GOAL OF THE EXERCISE
Would you write out the entries below, every one of them, exactly?

DATASET CONTENT
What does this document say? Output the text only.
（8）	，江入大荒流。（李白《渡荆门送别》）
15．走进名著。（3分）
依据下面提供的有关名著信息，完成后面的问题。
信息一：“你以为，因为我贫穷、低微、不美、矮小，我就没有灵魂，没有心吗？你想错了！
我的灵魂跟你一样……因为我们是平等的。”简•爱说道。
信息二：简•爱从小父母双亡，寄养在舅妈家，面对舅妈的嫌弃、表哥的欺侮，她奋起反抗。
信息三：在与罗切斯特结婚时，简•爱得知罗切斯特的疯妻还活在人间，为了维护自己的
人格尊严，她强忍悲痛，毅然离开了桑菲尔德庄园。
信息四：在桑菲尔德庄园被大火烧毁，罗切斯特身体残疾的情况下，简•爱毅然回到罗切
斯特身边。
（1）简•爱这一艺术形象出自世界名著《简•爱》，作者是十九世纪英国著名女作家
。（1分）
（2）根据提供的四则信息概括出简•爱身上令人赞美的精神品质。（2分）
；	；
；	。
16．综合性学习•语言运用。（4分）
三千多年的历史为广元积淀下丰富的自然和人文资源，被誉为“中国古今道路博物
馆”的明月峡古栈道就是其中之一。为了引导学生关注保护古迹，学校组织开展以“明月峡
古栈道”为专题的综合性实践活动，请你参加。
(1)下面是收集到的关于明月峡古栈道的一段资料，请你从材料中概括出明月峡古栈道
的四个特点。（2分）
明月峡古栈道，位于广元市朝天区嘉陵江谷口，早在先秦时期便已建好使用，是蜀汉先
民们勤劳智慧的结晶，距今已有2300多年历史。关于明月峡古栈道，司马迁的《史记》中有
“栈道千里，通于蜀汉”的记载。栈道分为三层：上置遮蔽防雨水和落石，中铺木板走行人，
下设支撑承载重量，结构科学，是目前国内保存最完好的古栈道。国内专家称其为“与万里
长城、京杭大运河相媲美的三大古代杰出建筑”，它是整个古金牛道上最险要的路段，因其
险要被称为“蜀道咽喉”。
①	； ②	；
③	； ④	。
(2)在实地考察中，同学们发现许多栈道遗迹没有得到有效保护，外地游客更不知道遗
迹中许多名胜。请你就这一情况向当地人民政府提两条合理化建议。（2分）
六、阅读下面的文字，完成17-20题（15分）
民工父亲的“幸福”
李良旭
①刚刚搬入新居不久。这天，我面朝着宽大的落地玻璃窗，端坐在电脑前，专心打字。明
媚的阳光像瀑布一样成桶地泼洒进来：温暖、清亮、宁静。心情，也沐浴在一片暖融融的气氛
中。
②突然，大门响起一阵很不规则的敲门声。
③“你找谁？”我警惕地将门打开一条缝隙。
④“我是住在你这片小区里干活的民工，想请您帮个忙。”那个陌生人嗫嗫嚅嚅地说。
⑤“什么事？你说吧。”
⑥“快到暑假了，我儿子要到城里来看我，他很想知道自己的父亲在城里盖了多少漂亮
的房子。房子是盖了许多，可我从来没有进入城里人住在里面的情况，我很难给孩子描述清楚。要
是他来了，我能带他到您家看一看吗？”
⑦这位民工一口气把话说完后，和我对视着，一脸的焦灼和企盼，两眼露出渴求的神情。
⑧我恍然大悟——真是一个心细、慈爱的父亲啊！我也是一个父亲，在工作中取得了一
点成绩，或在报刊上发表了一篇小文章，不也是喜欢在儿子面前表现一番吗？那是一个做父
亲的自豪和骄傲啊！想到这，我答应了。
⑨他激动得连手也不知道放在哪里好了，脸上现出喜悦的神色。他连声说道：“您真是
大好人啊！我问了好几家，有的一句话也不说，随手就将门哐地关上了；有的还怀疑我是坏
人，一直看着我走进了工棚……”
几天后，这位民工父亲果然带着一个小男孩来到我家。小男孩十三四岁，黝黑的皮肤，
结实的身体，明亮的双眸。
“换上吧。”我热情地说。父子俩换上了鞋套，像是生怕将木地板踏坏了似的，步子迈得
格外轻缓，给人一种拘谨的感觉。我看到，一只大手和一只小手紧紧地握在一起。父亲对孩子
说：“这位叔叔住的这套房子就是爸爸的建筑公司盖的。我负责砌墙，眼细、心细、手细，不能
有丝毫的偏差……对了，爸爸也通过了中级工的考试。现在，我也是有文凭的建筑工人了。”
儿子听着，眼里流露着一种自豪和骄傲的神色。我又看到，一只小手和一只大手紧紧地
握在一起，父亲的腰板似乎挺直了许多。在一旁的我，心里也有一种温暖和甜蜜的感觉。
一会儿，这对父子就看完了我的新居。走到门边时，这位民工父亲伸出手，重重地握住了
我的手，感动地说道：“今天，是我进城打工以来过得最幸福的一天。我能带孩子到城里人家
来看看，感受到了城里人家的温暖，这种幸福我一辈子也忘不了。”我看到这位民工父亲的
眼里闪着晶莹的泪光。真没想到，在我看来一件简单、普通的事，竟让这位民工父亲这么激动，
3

REPLY TO THE EXERCISE
What does this document say? Output the text only.
（8）	，江入大荒流。（李白《渡荆门送别》）
15．走进名著。（3分）
依据下面提供的有关名著信息，完成后面的问题。
信息一：“你以为，因为我贫穷、低微、不美、矮小，我就没有灵魂，没有心吗？你想错了！
我的灵魂跟你一样……因为我们是平等的。”简•爱说道。
信息二：简•爱从小父母双亡，寄养在舅妈家，面对舅妈的嫌弃、表哥的欺侮，她奋起反抗。
信息三：在与罗切斯特结婚时，简•爱得知罗切斯特的疯妻还活在人间，为了维护自己的
人格尊严，她强忍悲痛，毅然离开了桑菲尔德庄园。
信息四：在桑菲尔德庄园被大火烧毁，罗切斯特身体残疾的情况下，简•爱毅然回到罗切
斯特身边。
（1）简•爱这一艺术形象出自世界名著《简•爱》，作者是十九世纪英国著名女作家
。（1分）
（2）根据提供的四则信息概括出简•爱身上令人赞美的精神品质。（2分）
；	；
；	。
16．综合性学习•语言运用。（4分）
三千多年的历史为广元积淀下丰富的自然和人文资源，被誉为“中国古今道路博物
馆”的明月峡古栈道就是其中之一。为了引导学生关注保护古迹，学校组织开展以“明月峡
古栈道”为专题的综合性实践活动，请你参加。
(1)下面是收集到的关于明月峡古栈道的一段资料，请你从材料中概括出明月峡古栈道
的四个特点。（2分）
明月峡古栈道，位于广元市朝天区嘉陵江谷口，早在先秦时期便已建好使用，是蜀汉先
民们勤劳智慧的结晶，距今已有2300多年历史。关于明月峡古栈道，司马迁的《史记》中有
“栈道千里，通于蜀汉”的记载。栈道分为三层：上置遮蔽防雨水和落石，中铺木板走行人，
下设支撑承载重量，结构科学，是目前国内保存最完好的古栈道。国内专家称其为“与万里
长城、京杭大运河相媲美的三大古代杰出建筑”，它是整个古金牛道上最险要的路段，因其
险要被称为“蜀道咽喉”。
①	； ②	；
③	； ④	。
(2)在实地考察中，同学们发现许多栈道遗迹没有得到有效保护，外地游客更不知道遗
迹中许多名胜。请你就这一情况向当地人民政府提两条合理化建议。（2分）
六、阅读下面的文字，完成17-20题（15分）
民工父亲的“幸福”
李良旭
①刚刚搬入新居不久。这天，我面朝着宽大的落地玻璃窗，端坐在电脑前，专心打字。明
媚的阳光像瀑布一样成桶地泼洒进来：温暖、清亮、宁静。心情，也沐浴在一片暖融融的气氛
中。
②突然，大门响起一阵很不规则的敲门声。
③“你找谁？”我警惕地将门打开一条缝隙。
④“我是住在你这片小区里干活的民工，想请您帮个忙。”那个陌生人嗫嗫嚅嚅地说。
⑤“什么事？你说吧。”
⑥“快到暑假了，我儿子要到城里来看我，他很想知道自己的父亲在城里盖了多少漂亮
的房子。房子是盖了许多，可我从来没有进入城里人住在里面的情况，我很难给孩子描述清楚。要
是他来了，我能带他到您家看一看吗？”
⑦这位民工一口气把话说完后，和我对视着，一脸的焦灼和企盼，两眼露出渴求的神情。
⑧我恍然大悟——真是一个心细、慈爱的父亲啊！我也是一个父亲，在工作中取得了一
点成绩，或在报刊上发表了一篇小文章，不也是喜欢在儿子面前表现一番吗？那是一个做父
亲的自豪和骄傲啊！想到这，我答应了。
⑨他激动得连手也不知道放在哪里好了，脸上现出喜悦的神色。他连声说道：“您真是
大好人啊！我问了好几家，有的一句话也不说，随手就将门哐地关上了；有的还怀疑我是坏
人，一直看着我走进了工棚……”
几天后，这位民工父亲果然带着一个小男孩来到我家。小男孩十三四岁，黝黑的皮肤，
结实的身体，明亮的双眸。
“换上吧。”我热情地说。父子俩换上了鞋套，像是生怕将木地板踏坏了似的，步子迈得
格外轻缓，给人一种拘谨的感觉。我看到，一只大手和一只小手紧紧地握在一起。父亲对孩子
说：“这位叔叔住的这套房子就是爸爸的建筑公司盖的。我负责砌墙，眼细、心细、手细，不能
有丝毫的偏差……对了，爸爸也通过了中级工的考试。现在，我也是有文凭的建筑工人了。”
儿子听着，眼里流露着一种自豪和骄傲的神色。我又看到，一只小手和一只大手紧紧地
握在一起，父亲的腰板似乎挺直了许多。在一旁的我，心里也有一种温暖和甜蜜的感觉。
一会儿，这对父子就看完了我的新居。走到门边时，这位民工父亲伸出手，重重地握住了
我的手，感动地说道：“今天，是我进城打工以来过得最幸福的一天。我能带孩子到城里人家
来看看，感受到了城里人家的温暖，这种幸福我一辈子也忘不了。”我看到这位民工父亲的
眼里闪着晶莹的泪光。真没想到，在我看来一件简单、普通的事，竟让这位民工父亲这么激动，
3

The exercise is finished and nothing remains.